[Data entries]
-- start --

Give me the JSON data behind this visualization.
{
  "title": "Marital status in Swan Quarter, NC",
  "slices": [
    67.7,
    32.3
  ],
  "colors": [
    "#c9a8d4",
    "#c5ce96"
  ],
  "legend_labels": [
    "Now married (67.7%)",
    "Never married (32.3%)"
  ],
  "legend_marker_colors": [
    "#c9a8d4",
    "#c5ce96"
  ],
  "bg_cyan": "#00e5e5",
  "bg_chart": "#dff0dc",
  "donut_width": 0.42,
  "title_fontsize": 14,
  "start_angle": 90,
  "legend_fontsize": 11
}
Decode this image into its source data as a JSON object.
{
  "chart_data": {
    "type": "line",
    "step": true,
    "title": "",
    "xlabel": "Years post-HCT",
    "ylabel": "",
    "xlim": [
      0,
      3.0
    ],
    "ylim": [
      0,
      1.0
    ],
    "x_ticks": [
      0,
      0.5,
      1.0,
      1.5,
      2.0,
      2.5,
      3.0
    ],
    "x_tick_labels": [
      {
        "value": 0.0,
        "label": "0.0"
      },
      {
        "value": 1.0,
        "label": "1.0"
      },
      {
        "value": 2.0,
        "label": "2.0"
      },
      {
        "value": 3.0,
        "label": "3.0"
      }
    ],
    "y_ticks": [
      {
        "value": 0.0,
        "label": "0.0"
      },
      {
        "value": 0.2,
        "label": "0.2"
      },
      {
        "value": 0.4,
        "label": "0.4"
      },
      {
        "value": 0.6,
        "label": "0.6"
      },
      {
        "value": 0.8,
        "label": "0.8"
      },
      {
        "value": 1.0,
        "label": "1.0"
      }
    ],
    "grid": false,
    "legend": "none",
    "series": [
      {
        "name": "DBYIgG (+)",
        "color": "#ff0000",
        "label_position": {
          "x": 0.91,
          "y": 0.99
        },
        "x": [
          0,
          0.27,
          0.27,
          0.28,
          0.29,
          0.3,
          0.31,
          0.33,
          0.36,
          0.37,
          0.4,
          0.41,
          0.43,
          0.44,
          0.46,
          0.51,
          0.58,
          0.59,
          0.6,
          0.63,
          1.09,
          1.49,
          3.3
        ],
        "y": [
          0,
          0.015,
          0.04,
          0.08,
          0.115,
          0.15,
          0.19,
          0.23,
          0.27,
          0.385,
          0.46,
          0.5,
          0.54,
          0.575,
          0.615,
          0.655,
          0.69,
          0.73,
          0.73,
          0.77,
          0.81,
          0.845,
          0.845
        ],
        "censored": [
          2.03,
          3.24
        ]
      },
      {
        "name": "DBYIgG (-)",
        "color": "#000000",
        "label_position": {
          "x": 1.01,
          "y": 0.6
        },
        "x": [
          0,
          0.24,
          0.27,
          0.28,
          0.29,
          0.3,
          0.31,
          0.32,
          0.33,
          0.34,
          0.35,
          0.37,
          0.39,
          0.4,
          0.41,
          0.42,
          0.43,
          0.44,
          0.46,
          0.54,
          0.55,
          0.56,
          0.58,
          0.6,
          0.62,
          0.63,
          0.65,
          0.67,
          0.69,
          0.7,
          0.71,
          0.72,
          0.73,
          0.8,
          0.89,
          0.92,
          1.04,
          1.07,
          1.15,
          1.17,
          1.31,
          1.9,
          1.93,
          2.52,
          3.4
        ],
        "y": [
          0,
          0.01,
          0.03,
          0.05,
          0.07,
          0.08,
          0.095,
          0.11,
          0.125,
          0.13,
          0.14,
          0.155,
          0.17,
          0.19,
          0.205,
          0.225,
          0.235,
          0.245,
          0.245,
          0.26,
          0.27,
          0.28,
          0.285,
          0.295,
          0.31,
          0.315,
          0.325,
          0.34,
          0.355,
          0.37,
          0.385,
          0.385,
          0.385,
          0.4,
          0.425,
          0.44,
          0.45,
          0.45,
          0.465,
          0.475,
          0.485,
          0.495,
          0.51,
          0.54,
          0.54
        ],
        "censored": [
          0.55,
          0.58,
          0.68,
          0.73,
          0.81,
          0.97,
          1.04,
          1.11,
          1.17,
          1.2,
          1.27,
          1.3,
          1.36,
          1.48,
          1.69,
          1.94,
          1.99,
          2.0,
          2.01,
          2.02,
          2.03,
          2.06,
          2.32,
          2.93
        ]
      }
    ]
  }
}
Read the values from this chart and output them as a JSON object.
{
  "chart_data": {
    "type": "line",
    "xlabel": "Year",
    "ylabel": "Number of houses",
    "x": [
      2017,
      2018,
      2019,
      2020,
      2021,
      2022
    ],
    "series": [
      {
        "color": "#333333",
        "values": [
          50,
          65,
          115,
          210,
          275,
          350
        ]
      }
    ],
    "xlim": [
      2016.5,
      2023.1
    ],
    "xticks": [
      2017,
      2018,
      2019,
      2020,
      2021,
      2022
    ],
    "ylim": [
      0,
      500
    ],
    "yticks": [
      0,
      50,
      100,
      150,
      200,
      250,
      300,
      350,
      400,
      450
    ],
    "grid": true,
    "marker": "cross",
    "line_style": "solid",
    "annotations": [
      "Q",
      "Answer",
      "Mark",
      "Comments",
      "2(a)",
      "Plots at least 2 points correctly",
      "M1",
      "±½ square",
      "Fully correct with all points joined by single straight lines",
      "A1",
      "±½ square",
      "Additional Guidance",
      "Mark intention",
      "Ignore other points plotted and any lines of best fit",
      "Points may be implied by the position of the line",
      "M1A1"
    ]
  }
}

-- end --

* GOAL *
Extract from the material all lines containing the string "object".

* COMPLETE RESPONSE *
Decode this image into its source data as a JSON object.
Read the values from this chart and output them as a JSON object.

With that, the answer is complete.